INPUT RECORDS:
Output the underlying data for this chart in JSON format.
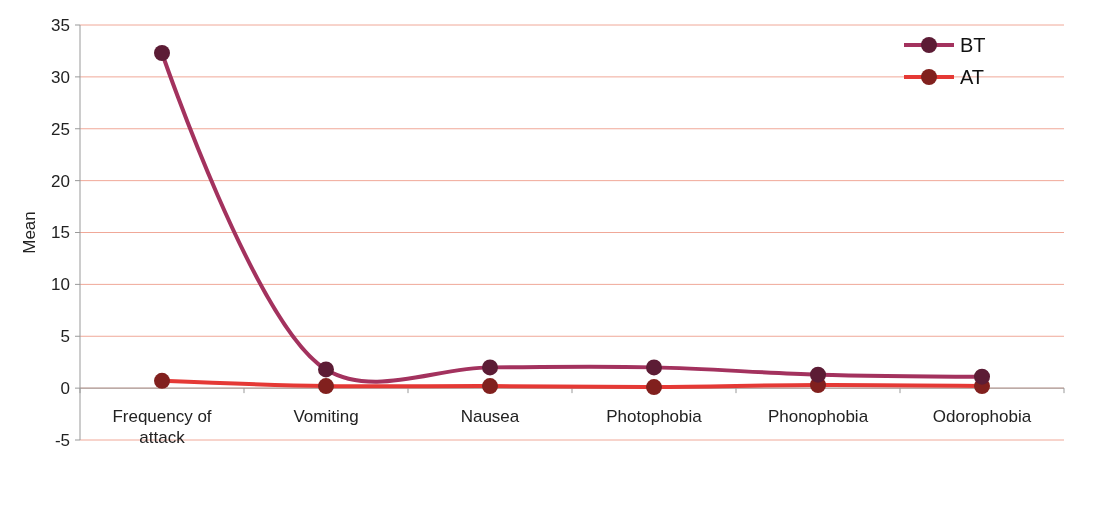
{
  "chart_data": {
    "type": "line",
    "ylabel": "Mean",
    "categories": [
      "Frequency of attack",
      "Vomiting",
      "Nausea",
      "Photophobia",
      "Phonophobia",
      "Odorophobia"
    ],
    "series": [
      {
        "name": "BT",
        "color": "#a3325e",
        "values": [
          32.3,
          1.8,
          2.0,
          2.0,
          1.3,
          1.1
        ]
      },
      {
        "name": "AT",
        "color": "#e53935",
        "values": [
          0.7,
          0.2,
          0.2,
          0.1,
          0.3,
          0.2
        ]
      }
    ],
    "ylim": [
      -5,
      35
    ],
    "yticks": [
      -5,
      0,
      5,
      10,
      15,
      20,
      25,
      30,
      35
    ],
    "grid": "y",
    "legend": "top right",
    "marker": "circle"
  }
}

WHAT THE TASK REQUIRES:
The records above need to be restated word for word, with the pictures left out.

THE RESPONSE:
Output the underlying data for this chart in JSON format.
{
  "chart_data": {
    "type": "line",
    "ylabel": "Mean",
    "categories": [
      "Frequency of attack",
      "Vomiting",
      "Nausea",
      "Photophobia",
      "Phonophobia",
      "Odorophobia"
    ],
    "series": [
      {
        "name": "BT",
        "color": "#a3325e",
        "values": [
          32.3,
          1.8,
          2.0,
          2.0,
          1.3,
          1.1
        ]
      },
      {
        "name": "AT",
        "color": "#e53935",
        "values": [
          0.7,
          0.2,
          0.2,
          0.1,
          0.3,
          0.2
        ]
      }
    ],
    "ylim": [
      -5,
      35
    ],
    "yticks": [
      -5,
      0,
      5,
      10,
      15,
      20,
      25,
      30,
      35
    ],
    "grid": "y",
    "legend": "top right",
    "marker": "circle"
  }
}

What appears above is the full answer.